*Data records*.
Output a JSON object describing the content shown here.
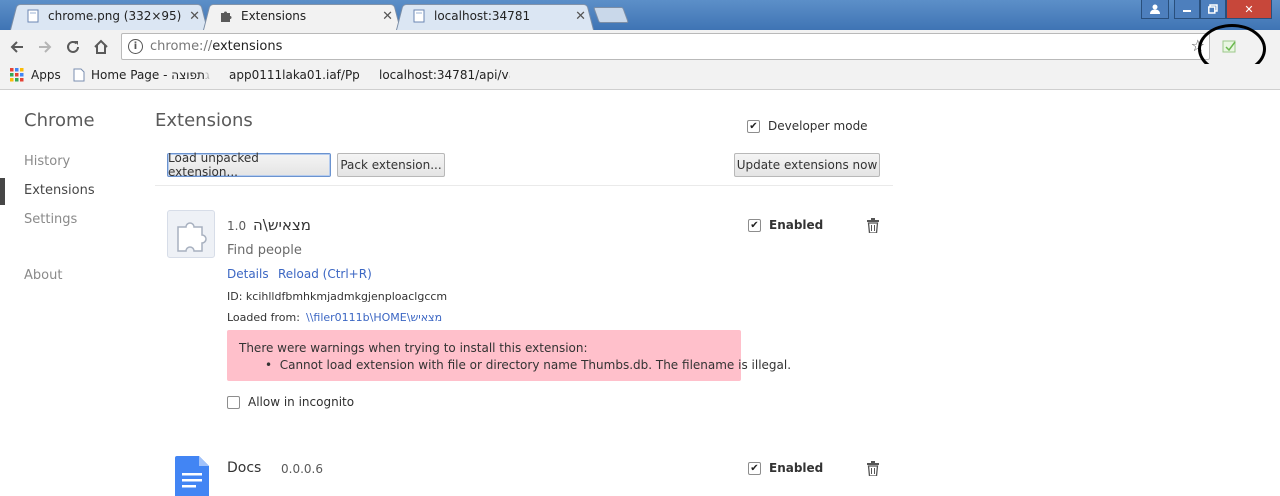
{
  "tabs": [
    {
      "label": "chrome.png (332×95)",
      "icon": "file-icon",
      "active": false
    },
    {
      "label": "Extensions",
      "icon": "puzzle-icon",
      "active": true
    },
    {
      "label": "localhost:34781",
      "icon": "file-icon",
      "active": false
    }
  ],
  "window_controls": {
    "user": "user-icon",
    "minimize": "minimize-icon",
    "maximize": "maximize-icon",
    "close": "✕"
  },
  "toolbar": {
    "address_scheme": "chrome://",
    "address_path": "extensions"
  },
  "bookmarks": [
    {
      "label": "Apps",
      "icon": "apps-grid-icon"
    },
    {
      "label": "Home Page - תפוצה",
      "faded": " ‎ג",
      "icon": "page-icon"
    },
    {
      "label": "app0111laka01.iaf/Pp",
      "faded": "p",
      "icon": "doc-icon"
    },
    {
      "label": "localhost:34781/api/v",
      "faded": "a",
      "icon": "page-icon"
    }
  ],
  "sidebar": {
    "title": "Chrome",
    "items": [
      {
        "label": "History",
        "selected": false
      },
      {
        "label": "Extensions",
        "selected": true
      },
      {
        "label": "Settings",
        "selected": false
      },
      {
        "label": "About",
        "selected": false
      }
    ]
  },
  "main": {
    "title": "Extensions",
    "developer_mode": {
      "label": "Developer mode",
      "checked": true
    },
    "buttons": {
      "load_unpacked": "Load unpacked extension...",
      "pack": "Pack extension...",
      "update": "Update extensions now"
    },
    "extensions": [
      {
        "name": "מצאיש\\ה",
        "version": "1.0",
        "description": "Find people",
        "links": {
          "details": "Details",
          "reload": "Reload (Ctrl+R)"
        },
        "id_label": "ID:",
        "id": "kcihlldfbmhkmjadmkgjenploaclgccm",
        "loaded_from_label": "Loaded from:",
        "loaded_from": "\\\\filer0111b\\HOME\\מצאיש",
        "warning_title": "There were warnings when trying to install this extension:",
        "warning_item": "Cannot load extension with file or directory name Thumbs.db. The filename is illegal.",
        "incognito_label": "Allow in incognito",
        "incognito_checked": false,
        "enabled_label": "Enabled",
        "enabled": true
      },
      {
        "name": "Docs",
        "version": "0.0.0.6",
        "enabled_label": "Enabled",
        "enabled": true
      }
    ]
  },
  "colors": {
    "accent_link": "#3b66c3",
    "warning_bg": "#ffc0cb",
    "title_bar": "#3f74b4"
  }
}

*Task objective*. The data should be printed again unchanged; leave its pictures out.

*Solved exercise*.
Output a JSON object describing the content shown here.
{
  "tabs": [
    {
      "label": "chrome.png (332×95)",
      "icon": "file-icon",
      "active": false
    },
    {
      "label": "Extensions",
      "icon": "puzzle-icon",
      "active": true
    },
    {
      "label": "localhost:34781",
      "icon": "file-icon",
      "active": false
    }
  ],
  "window_controls": {
    "user": "user-icon",
    "minimize": "minimize-icon",
    "maximize": "maximize-icon",
    "close": "✕"
  },
  "toolbar": {
    "address_scheme": "chrome://",
    "address_path": "extensions"
  },
  "bookmarks": [
    {
      "label": "Apps",
      "icon": "apps-grid-icon"
    },
    {
      "label": "Home Page - תפוצה",
      "faded": " ‎ג",
      "icon": "page-icon"
    },
    {
      "label": "app0111laka01.iaf/Pp",
      "faded": "p",
      "icon": "doc-icon"
    },
    {
      "label": "localhost:34781/api/v",
      "faded": "a",
      "icon": "page-icon"
    }
  ],
  "sidebar": {
    "title": "Chrome",
    "items": [
      {
        "label": "History",
        "selected": false
      },
      {
        "label": "Extensions",
        "selected": true
      },
      {
        "label": "Settings",
        "selected": false
      },
      {
        "label": "About",
        "selected": false
      }
    ]
  },
  "main": {
    "title": "Extensions",
    "developer_mode": {
      "label": "Developer mode",
      "checked": true
    },
    "buttons": {
      "load_unpacked": "Load unpacked extension...",
      "pack": "Pack extension...",
      "update": "Update extensions now"
    },
    "extensions": [
      {
        "name": "מצאיש\\ה",
        "version": "1.0",
        "description": "Find people",
        "links": {
          "details": "Details",
          "reload": "Reload (Ctrl+R)"
        },
        "id_label": "ID:",
        "id": "kcihlldfbmhkmjadmkgjenploaclgccm",
        "loaded_from_label": "Loaded from:",
        "loaded_from": "\\\\filer0111b\\HOME\\מצאיש",
        "warning_title": "There were warnings when trying to install this extension:",
        "warning_item": "Cannot load extension with file or directory name Thumbs.db. The filename is illegal.",
        "incognito_label": "Allow in incognito",
        "incognito_checked": false,
        "enabled_label": "Enabled",
        "enabled": true
      },
      {
        "name": "Docs",
        "version": "0.0.0.6",
        "enabled_label": "Enabled",
        "enabled": true
      }
    ]
  },
  "colors": {
    "accent_link": "#3b66c3",
    "warning_bg": "#ffc0cb",
    "title_bar": "#3f74b4"
  }
}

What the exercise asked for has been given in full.